___ Material for the task
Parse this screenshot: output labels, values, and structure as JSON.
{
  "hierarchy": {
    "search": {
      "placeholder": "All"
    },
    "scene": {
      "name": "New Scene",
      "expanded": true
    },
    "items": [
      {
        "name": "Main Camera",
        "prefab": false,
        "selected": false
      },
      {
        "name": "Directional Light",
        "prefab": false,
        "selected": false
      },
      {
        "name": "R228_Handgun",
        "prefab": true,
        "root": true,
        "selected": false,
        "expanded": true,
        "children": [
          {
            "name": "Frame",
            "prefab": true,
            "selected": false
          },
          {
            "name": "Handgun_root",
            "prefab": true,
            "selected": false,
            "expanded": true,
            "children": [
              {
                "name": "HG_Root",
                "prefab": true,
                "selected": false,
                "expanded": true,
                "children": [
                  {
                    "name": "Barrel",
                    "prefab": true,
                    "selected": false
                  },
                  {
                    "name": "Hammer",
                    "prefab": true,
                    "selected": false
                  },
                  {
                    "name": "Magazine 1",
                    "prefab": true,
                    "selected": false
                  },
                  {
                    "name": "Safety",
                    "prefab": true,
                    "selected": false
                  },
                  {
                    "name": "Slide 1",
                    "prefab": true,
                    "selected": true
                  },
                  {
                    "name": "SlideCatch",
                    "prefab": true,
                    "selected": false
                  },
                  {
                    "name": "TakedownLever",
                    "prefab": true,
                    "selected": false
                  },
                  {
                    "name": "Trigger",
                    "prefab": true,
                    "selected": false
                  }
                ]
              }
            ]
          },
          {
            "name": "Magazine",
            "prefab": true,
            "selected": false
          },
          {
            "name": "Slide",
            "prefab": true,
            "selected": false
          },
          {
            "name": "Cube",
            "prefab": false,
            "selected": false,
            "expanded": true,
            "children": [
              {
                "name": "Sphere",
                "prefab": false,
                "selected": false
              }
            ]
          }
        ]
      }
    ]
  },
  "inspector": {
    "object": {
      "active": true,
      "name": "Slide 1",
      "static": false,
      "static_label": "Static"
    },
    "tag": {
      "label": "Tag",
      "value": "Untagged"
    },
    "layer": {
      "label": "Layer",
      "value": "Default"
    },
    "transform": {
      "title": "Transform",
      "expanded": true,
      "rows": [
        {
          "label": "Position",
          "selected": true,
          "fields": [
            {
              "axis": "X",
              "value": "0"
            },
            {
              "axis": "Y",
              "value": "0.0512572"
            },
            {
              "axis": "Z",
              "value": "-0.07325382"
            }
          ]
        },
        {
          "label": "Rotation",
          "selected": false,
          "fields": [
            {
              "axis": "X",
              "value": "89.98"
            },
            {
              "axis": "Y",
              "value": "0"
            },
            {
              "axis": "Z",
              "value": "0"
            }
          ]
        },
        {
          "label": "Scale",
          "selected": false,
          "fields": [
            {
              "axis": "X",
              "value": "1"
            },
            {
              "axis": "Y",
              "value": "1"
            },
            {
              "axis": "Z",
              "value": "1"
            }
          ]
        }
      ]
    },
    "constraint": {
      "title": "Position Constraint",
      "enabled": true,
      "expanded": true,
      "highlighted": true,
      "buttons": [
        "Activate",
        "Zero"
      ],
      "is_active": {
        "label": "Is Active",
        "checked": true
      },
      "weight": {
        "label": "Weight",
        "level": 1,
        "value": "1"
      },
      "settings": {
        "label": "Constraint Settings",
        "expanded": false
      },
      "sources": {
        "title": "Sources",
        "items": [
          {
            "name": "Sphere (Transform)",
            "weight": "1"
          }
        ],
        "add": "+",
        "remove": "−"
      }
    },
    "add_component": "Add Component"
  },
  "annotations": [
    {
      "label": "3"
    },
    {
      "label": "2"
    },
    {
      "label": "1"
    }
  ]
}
______
**Task to complete**
Among the lines of the data above, determine how many contain the word "title". Report the number alone.

**Solution below**
3